__JOUW OPDRACHTEN__.
• A. Kopieer uit de lijst de regels zonder iets te veranderen. Begin bij de regel met "List UI elements and their <box>x0" en stop na de regel met "avatar <box>40 577 88 625</box>".
• B. Pak de tekst over de klacht tegen de registeraccountant op na de laatste zin en schrijf verder.

__TEKSTFRAGMENT__.
──────────────────────────────

Klaagster is een boekhoudkantoor dat de administratie verzorgde van, onder andere, C. Betrokkene, een registeraccountant, heeft van C de opdracht gekregen om een rapport op te stellen van feitelijke bevindingen inzake de financiële administraties van C, zoals beheerd door klaagster.

Klaagster verwijt betrokkene te hebben gehandeld in strijd met de voor hem geldende gedrags- en beroepsregels, omdat het door hem opgestelde rapport talloze conclusies zou bevatten zonder deugdelijke onderbouwing. Klaagster heeft ter onderbouwing van haar klacht zich in het klaagschrift over een groot  aantal  beweringen  en  conclusies  in  het  rapport  van  betrokkene  op  het  standpunt gesteld dat deze feitelijk onjuist zijn als gevolg van hetzij het door betrokkene nalaten van onderzoek naar de feiten, hetzij een onjuiste beoordeling van de feiten.

──────────────────────────────

__VASTGELEGDE GEGEVENS__.
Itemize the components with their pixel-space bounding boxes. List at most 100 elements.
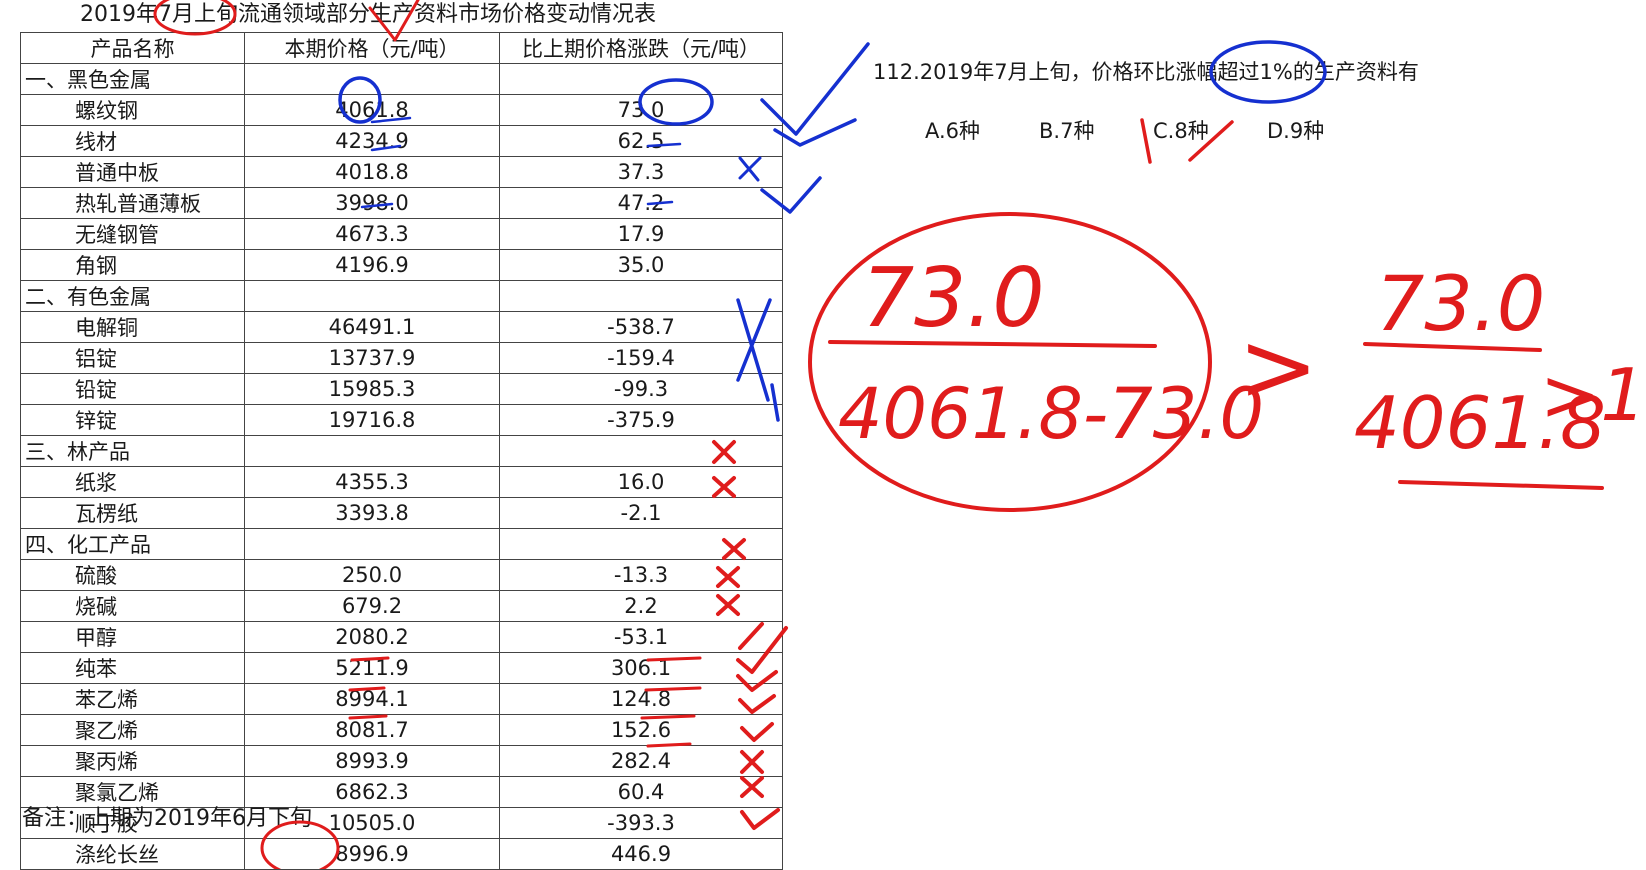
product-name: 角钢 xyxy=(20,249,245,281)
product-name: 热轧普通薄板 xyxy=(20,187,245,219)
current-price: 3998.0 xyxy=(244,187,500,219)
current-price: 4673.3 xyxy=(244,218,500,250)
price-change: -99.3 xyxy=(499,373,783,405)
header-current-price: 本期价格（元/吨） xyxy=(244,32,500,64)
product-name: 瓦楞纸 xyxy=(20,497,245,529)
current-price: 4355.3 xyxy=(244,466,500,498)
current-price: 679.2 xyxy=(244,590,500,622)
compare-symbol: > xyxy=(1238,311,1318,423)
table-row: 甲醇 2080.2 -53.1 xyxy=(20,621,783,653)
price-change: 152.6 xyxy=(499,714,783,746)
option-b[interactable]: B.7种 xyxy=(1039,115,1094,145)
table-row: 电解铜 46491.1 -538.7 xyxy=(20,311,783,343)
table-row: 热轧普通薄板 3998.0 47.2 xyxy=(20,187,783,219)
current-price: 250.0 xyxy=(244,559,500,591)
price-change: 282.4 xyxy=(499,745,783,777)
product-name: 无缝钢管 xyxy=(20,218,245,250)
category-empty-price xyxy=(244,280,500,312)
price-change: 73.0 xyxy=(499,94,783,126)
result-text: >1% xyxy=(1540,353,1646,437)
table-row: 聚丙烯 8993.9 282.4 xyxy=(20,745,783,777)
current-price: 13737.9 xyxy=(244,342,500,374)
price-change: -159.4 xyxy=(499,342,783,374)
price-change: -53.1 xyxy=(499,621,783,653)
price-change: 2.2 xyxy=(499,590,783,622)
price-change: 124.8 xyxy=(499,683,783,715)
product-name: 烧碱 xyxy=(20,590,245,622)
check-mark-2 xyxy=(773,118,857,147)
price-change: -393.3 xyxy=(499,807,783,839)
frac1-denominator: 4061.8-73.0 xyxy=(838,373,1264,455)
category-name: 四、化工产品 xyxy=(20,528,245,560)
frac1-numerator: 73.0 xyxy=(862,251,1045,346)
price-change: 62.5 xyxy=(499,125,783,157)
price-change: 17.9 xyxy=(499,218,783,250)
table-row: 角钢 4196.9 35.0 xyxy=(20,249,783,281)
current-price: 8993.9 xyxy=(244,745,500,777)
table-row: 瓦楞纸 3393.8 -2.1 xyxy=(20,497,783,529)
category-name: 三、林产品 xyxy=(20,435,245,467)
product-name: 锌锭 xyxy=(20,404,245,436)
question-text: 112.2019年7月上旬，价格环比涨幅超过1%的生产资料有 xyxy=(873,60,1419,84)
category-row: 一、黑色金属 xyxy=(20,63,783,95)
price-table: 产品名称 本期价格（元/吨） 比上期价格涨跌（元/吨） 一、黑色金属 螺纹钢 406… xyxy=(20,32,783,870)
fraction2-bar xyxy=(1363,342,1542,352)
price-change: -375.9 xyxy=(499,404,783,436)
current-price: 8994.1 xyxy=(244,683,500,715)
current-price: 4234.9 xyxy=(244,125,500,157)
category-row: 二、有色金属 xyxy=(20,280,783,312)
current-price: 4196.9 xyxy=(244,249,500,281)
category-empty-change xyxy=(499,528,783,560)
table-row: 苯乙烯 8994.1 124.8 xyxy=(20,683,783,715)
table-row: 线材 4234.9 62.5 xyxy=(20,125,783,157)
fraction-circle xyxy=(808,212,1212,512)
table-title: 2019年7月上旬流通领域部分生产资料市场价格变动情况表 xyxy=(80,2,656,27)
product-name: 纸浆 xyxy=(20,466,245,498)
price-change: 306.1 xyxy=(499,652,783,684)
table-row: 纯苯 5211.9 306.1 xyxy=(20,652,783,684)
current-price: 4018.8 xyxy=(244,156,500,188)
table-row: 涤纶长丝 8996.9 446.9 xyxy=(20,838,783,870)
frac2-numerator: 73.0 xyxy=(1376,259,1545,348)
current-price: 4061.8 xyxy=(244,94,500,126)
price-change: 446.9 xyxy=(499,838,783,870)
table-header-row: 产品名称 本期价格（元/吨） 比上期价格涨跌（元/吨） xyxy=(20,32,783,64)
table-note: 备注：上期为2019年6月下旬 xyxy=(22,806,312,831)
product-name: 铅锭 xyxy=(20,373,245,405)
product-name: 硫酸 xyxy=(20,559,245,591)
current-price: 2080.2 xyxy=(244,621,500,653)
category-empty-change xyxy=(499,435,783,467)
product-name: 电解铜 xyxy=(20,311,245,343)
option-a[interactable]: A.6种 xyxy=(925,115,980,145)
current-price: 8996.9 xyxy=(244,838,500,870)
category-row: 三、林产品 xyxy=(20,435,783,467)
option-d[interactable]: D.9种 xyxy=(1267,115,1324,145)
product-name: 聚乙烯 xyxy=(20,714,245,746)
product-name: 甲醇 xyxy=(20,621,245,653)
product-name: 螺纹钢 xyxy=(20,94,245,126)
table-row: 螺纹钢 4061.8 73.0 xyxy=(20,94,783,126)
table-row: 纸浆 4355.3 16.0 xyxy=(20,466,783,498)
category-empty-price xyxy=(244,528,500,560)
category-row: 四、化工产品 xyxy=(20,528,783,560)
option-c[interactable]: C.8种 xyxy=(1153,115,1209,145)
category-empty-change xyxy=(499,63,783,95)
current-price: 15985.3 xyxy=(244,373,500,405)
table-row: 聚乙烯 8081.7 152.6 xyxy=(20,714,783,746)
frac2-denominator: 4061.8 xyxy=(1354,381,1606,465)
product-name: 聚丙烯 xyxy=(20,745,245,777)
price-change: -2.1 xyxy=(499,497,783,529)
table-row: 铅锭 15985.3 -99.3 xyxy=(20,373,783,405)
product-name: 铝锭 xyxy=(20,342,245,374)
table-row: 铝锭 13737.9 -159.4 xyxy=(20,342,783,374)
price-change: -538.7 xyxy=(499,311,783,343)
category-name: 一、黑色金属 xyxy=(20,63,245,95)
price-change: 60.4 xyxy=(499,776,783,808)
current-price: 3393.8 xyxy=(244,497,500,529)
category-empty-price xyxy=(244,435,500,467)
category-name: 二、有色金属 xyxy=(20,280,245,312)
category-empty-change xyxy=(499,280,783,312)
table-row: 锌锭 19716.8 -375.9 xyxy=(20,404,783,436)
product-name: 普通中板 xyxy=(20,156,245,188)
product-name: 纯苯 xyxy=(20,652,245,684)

──────────────────────────────

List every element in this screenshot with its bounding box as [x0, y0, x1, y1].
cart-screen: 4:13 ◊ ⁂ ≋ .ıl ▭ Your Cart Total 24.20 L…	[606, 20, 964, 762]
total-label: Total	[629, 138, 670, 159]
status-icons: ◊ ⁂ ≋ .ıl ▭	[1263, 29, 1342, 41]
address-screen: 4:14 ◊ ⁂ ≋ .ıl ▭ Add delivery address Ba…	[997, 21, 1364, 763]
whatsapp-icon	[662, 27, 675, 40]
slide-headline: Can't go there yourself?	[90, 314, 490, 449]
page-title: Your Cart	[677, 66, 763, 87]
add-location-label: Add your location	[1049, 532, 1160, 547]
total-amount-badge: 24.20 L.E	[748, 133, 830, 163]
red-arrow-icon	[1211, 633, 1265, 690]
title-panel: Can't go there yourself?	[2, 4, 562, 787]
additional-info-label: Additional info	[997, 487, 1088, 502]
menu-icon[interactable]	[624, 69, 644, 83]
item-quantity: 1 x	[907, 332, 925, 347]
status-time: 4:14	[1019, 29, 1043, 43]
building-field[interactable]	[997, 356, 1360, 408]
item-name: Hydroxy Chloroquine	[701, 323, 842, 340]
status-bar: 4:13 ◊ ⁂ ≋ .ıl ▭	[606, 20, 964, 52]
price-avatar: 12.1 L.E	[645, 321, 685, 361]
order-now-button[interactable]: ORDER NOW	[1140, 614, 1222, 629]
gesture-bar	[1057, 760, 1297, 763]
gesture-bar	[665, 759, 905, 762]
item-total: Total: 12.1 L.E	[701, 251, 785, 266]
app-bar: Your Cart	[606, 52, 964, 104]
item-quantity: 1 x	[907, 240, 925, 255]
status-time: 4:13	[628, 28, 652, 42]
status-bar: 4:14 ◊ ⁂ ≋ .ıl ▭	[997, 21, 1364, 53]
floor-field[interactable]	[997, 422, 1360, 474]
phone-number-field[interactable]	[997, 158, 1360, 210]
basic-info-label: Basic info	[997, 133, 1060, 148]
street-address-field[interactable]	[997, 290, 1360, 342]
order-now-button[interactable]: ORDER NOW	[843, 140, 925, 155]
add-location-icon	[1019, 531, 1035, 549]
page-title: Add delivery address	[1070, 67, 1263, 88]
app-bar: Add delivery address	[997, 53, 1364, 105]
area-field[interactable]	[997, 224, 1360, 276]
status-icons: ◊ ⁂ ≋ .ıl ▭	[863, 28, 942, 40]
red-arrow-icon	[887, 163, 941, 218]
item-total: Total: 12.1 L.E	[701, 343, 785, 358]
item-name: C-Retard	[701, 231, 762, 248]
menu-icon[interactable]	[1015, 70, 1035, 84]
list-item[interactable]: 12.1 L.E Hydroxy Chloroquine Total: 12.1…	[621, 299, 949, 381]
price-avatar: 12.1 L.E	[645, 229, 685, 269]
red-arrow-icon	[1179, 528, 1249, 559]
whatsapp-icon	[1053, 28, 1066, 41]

──────────────────────────────

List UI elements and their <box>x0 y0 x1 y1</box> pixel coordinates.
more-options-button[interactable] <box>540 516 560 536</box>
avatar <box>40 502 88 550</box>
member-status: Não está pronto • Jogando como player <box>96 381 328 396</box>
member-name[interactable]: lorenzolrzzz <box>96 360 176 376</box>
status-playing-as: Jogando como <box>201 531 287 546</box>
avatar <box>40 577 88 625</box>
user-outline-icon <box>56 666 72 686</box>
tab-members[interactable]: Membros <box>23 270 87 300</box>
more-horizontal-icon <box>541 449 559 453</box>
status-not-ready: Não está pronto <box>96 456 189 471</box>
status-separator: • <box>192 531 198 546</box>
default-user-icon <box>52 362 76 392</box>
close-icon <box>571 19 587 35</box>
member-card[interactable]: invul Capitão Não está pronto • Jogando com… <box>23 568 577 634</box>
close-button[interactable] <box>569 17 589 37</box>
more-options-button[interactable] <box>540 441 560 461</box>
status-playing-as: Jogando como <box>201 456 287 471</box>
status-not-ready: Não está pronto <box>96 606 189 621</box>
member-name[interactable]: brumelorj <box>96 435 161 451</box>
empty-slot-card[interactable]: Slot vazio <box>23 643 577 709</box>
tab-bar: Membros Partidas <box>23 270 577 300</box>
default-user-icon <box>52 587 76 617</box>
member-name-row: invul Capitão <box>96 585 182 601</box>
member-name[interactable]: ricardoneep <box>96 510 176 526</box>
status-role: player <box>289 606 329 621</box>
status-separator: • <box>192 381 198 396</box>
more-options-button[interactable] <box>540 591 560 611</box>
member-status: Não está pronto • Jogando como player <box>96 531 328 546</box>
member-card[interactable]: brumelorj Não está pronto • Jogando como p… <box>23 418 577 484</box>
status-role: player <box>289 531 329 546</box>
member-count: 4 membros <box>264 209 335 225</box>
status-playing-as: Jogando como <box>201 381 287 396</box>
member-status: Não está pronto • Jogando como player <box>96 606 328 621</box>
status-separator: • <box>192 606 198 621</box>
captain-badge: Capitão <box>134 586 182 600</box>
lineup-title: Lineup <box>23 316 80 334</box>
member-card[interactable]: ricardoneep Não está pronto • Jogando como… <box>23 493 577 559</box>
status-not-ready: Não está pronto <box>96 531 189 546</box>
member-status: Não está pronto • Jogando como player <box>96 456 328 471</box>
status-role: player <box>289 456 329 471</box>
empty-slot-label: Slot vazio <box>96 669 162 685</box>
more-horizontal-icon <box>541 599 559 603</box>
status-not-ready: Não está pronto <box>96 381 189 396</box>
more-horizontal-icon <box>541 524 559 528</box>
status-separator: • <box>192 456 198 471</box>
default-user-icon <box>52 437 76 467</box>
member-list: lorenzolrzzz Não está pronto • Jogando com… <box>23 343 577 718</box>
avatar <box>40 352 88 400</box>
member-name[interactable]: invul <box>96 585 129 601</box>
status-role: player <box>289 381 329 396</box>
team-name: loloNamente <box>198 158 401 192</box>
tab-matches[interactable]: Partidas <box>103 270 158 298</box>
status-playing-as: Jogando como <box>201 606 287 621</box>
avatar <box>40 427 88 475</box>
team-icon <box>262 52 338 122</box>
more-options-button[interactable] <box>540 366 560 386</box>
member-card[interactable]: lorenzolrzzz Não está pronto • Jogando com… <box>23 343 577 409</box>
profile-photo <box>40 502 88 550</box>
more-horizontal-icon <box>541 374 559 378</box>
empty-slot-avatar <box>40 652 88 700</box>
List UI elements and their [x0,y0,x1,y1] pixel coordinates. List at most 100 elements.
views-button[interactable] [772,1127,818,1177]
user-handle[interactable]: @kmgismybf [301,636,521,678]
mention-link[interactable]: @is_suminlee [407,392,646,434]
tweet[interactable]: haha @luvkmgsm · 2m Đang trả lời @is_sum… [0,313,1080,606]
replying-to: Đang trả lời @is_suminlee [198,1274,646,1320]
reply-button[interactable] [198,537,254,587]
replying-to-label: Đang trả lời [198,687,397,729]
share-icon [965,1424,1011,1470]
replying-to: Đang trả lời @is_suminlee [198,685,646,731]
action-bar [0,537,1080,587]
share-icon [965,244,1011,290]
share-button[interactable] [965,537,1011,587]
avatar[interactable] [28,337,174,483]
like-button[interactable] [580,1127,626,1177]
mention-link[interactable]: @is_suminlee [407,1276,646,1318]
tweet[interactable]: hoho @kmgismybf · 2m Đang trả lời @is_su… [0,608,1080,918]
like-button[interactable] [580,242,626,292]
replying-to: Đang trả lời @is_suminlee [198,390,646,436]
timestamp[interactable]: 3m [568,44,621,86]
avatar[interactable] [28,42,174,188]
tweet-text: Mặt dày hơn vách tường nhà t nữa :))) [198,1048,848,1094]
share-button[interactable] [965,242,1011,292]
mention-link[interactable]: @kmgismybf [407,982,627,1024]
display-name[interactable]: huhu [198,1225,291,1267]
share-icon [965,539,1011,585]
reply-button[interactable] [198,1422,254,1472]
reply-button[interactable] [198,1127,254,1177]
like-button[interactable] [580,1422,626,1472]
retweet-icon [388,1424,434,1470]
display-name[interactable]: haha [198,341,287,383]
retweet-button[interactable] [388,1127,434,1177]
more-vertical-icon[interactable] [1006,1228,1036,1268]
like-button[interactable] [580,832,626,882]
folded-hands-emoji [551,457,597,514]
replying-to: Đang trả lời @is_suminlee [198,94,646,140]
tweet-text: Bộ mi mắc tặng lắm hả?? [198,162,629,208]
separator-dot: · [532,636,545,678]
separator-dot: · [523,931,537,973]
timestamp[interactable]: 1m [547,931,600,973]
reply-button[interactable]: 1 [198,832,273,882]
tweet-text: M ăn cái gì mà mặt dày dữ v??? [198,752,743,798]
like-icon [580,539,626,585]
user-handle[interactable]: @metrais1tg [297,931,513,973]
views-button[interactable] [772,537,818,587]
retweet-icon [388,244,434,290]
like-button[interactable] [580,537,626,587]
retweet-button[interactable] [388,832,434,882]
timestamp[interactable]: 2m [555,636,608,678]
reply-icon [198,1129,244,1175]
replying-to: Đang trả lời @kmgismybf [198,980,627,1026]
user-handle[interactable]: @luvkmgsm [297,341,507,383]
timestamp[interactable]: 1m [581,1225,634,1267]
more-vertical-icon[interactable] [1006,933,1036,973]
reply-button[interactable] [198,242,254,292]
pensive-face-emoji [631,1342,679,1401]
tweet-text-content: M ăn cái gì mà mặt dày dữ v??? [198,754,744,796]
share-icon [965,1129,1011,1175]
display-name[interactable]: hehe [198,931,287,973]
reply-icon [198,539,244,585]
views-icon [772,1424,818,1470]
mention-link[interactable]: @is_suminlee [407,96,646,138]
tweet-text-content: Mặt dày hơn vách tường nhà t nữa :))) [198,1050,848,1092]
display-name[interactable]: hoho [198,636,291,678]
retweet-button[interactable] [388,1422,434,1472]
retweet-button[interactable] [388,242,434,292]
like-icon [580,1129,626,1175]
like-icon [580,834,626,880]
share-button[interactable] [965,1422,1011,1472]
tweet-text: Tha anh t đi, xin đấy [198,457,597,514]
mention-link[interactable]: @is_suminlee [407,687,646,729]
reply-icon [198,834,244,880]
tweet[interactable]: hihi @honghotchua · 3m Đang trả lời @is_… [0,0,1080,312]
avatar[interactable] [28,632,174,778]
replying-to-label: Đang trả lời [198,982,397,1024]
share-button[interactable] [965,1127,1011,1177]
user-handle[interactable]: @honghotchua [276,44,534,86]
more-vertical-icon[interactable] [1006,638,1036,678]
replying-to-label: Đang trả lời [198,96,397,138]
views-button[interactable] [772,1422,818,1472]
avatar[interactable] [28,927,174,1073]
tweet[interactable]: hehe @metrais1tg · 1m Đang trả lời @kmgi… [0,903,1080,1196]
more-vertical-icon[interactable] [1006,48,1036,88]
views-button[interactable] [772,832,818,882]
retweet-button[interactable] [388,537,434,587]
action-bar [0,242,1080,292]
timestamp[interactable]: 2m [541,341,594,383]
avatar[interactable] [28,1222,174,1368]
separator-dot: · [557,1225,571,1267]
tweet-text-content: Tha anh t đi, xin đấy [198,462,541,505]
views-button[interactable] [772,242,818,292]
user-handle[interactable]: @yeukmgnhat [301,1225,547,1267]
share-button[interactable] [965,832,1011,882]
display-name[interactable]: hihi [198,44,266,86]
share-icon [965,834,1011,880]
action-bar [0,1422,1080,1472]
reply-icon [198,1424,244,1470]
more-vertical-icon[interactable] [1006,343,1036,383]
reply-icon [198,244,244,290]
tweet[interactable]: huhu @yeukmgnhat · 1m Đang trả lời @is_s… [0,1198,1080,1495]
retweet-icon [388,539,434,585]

──────────────────────────────

__ANTWOORDEN__.
• A.
List UI elements and their <box>x0 y0 x1 y1</box> pixel coordinates.
more-options-button[interactable] <box>540 516 560 536</box>
avatar <box>40 502 88 550</box>
member-status: Não está pronto • Jogando como player <box>96 381 328 396</box>
member-name[interactable]: lorenzolrzzz <box>96 360 176 376</box>
status-playing-as: Jogando como <box>201 531 287 546</box>
avatar <box>40 577 88 625</box>

• B.
De Accountantskamer overweegt dat betrokkene, mede gezien de omschrijving van zijn opdracht, kennlijk heeft beoogd een opdracht als bedoeld in NVCOS 4400 uit te voeren. Betrokkene heeft ter zitting erkend dat het rapport vol staat met aannames en conclusies en dat deze niet in een NVCOS 4400-rapportage thuishoren.

De Accountantskamer stelt verder dat de eis van een deugdelijke grondslag voor conclusies in een rapport van een accountant, in hoge mate geldt voor een rapport dat bedoeld is om te worden ingebracht in een gerechtelijke procedure. Betrokkene was op de hoogte van het feit dat het rapport waarschijnlijk een rol zou gaan spelen in een toekomstige procedure. In de meeste gevallen is die deugdelijke grondslag onmogelijk te bewerkstelligen zonder het toepassen van hoor en wederhoor. Betrokkene heeft dit evenwel bewust nagelaten, omdat hij daarvan – naar eigen zeggen – niets verwachtte nadat hij één telefoongesprek en één e-mailcontact met klaagster had gehad.

Nu het rapport reeds om zo’n basale reden  deugdelijke grondslag  ontbeert,  is  de  klacht gegrond  en  behoeven de overige 43  deelklachten  geen bespreking.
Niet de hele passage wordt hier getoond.